What you will do: Word for word, restate every line of the listing that follows.

start Exercise materials

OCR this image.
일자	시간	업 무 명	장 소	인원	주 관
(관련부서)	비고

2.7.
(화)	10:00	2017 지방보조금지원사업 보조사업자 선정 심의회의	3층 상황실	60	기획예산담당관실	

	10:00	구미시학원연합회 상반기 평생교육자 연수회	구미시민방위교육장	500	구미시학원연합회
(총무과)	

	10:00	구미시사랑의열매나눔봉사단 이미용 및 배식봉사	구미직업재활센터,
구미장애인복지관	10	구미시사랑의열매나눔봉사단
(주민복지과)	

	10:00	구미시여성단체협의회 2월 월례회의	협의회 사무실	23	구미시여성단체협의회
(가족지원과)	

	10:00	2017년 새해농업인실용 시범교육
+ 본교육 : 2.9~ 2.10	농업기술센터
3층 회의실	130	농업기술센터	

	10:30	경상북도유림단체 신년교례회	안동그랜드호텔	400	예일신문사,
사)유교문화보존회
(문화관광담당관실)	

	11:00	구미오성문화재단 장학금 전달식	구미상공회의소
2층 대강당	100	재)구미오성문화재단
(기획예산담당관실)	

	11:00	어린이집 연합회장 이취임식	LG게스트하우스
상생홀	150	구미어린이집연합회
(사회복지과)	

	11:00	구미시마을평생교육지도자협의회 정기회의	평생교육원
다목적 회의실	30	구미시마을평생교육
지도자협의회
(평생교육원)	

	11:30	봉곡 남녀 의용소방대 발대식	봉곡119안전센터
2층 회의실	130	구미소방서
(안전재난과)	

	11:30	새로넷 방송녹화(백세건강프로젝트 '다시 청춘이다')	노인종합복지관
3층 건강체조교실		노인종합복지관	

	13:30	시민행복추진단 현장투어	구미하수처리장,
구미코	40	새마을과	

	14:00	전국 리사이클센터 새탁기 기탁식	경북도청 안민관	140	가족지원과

end Exercise materials

Result of this task:
OCR this image.
일자	시간	업 무 명	장 소	인원	주 관
(관련부서)	비고

2.7.
(화)	10:00	2017 지방보조금지원사업 보조사업자 선정 심의회의	3층 상황실	60	기획예산담당관실	

	10:00	구미시학원연합회 상반기 평생교육자 연수회	구미시민방위교육장	500	구미시학원연합회
(총무과)	

	10:00	구미시사랑의열매나눔봉사단 이미용 및 배식봉사	구미직업재활센터,
구미장애인복지관	10	구미시사랑의열매나눔봉사단
(주민복지과)	

	10:00	구미시여성단체협의회 2월 월례회의	협의회 사무실	23	구미시여성단체협의회
(가족지원과)	

	10:00	2017년 새해농업인실용 시범교육
+ 본교육 : 2.9~ 2.10	농업기술센터
3층 회의실	130	농업기술센터	

	10:30	경상북도유림단체 신년교례회	안동그랜드호텔	400	예일신문사,
사)유교문화보존회
(문화관광담당관실)	

	11:00	구미오성문화재단 장학금 전달식	구미상공회의소
2층 대강당	100	재)구미오성문화재단
(기획예산담당관실)	

	11:00	어린이집 연합회장 이취임식	LG게스트하우스
상생홀	150	구미어린이집연합회
(사회복지과)	

	11:00	구미시마을평생교육지도자협의회 정기회의	평생교육원
다목적 회의실	30	구미시마을평생교육
지도자협의회
(평생교육원)	

	11:30	봉곡 남녀 의용소방대 발대식	봉곡119안전센터
2층 회의실	130	구미소방서
(안전재난과)	

	11:30	새로넷 방송녹화(백세건강프로젝트 '다시 청춘이다')	노인종합복지관
3층 건강체조교실		노인종합복지관	

	13:30	시민행복추진단 현장투어	구미하수처리장,
구미코	40	새마을과	

	14:00	전국 리사이클센터 새탁기 기탁식	경북도청 안민관	140	가족지원과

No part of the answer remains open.